■ To do:
Give back all the data exactly, line by line.

>> Start Input for this task

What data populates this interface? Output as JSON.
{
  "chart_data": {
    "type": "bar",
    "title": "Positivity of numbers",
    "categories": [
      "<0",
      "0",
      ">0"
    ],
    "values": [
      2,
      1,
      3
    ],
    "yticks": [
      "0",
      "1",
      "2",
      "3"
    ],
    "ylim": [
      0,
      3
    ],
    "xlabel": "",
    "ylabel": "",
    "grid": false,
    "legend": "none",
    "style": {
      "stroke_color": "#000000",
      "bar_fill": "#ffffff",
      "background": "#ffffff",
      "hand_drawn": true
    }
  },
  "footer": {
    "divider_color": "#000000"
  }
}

>> End Input for this task

■ Response to the exercise:
What data populates this interface? Output as JSON.
{
  "chart_data": {
    "type": "bar",
    "title": "Positivity of numbers",
    "categories": [
      "<0",
      "0",
      ">0"
    ],
    "values": [
      2,
      1,
      3
    ],
    "yticks": [
      "0",
      "1",
      "2",
      "3"
    ],
    "ylim": [
      0,
      3
    ],
    "xlabel": "",
    "ylabel": "",
    "grid": false,
    "legend": "none",
    "style": {
      "stroke_color": "#000000",
      "bar_fill": "#ffffff",
      "background": "#ffffff",
      "hand_drawn": true
    }
  },
  "footer": {
    "divider_color": "#000000"
  }
}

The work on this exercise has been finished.